__TASK STATEMENT__: Return only the number of lines in the entries below that hold the word "Epoch".

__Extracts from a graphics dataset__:
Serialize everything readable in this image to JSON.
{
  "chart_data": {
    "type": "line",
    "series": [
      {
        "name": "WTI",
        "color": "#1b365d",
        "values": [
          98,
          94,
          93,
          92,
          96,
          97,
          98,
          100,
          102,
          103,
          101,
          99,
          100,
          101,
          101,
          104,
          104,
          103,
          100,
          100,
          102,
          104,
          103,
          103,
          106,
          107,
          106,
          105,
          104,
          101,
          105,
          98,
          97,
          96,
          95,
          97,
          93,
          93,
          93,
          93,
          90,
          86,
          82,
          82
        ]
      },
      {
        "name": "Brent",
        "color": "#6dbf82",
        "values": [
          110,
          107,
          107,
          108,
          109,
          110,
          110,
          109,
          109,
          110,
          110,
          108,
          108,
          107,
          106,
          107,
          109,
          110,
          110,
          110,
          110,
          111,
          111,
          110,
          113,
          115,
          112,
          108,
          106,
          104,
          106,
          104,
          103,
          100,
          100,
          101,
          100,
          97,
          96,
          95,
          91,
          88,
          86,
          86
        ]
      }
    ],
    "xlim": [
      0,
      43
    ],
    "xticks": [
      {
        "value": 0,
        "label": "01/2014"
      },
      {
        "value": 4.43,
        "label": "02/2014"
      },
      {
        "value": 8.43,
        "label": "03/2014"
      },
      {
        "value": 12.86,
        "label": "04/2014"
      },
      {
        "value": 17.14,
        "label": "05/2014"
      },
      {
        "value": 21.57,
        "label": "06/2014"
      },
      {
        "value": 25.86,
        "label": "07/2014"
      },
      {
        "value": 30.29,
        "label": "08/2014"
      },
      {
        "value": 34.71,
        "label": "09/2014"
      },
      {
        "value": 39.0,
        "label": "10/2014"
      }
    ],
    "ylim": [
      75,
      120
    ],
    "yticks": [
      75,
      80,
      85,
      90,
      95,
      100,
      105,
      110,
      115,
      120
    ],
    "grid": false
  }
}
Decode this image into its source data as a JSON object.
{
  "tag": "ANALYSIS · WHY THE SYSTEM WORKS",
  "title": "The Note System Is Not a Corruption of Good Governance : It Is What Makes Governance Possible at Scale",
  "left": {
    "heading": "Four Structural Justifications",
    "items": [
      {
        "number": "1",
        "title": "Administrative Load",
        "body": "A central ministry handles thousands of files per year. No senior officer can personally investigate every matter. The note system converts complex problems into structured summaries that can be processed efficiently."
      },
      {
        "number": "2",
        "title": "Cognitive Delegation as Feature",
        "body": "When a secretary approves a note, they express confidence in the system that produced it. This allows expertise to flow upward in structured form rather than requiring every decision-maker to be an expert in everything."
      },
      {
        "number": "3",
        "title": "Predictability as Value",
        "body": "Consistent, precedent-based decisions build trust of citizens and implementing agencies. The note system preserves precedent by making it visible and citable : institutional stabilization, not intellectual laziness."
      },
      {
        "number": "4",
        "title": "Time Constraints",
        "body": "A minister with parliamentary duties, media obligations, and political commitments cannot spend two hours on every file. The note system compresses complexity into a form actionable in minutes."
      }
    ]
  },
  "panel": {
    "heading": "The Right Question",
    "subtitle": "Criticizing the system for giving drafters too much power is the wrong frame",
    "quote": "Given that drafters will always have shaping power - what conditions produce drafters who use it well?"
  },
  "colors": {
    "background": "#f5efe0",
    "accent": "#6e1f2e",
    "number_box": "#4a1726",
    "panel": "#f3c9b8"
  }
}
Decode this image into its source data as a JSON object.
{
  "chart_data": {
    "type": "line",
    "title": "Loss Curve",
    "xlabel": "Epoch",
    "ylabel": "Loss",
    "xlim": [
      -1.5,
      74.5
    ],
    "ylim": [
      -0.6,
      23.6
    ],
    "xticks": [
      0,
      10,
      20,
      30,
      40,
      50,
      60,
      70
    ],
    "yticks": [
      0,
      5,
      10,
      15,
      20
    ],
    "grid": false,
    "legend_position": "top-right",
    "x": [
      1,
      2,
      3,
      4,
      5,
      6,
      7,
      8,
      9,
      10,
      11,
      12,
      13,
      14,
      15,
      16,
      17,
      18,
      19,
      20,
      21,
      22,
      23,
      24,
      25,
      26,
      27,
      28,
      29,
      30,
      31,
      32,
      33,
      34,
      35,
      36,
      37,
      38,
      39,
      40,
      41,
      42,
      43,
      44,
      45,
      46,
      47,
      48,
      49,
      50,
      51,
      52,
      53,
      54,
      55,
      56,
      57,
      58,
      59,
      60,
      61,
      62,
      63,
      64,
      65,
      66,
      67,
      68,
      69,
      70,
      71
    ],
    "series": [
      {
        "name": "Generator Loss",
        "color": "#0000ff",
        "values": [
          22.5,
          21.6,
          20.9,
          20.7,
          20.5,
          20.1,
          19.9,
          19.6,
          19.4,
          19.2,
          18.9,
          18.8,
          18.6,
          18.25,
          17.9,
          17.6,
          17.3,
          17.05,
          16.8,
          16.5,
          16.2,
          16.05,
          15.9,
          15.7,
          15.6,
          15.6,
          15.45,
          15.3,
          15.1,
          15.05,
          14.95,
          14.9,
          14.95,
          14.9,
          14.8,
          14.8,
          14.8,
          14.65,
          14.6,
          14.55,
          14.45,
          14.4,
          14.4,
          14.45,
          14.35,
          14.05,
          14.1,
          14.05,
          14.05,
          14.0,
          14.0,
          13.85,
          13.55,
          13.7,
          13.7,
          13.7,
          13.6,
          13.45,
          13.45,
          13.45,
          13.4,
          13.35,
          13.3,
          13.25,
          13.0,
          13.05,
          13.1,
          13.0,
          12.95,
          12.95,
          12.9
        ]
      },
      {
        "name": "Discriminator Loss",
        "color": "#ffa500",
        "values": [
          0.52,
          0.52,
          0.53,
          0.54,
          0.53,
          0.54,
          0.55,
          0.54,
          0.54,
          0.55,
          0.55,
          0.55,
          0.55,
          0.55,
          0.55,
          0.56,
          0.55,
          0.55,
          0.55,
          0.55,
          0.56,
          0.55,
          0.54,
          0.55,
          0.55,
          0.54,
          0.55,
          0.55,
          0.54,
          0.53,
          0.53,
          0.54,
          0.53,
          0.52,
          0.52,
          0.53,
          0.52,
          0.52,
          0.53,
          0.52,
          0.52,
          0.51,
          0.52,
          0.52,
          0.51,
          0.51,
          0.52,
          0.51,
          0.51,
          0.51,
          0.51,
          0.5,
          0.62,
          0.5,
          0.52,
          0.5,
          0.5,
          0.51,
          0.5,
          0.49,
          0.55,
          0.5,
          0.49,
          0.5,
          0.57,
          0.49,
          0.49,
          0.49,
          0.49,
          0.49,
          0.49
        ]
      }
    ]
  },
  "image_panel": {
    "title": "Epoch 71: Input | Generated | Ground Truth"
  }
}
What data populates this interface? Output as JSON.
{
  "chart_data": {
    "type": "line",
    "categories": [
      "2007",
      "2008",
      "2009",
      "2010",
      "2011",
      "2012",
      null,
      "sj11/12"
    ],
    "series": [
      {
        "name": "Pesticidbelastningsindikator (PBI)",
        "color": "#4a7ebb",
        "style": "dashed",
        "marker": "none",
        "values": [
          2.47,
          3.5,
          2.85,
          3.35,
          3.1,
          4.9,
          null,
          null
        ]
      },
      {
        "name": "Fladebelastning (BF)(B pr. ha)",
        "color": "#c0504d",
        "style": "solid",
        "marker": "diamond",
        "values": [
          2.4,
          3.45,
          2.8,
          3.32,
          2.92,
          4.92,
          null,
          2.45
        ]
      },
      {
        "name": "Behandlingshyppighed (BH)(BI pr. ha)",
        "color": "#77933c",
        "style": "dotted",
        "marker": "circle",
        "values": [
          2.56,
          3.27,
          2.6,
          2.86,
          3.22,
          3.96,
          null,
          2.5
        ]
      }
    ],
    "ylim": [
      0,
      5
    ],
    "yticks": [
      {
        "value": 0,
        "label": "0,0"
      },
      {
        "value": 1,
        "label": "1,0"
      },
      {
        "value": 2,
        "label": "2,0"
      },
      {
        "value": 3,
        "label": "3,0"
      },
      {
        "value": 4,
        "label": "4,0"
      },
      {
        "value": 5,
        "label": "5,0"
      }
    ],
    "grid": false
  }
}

__THE COMPLETED TASK__: 2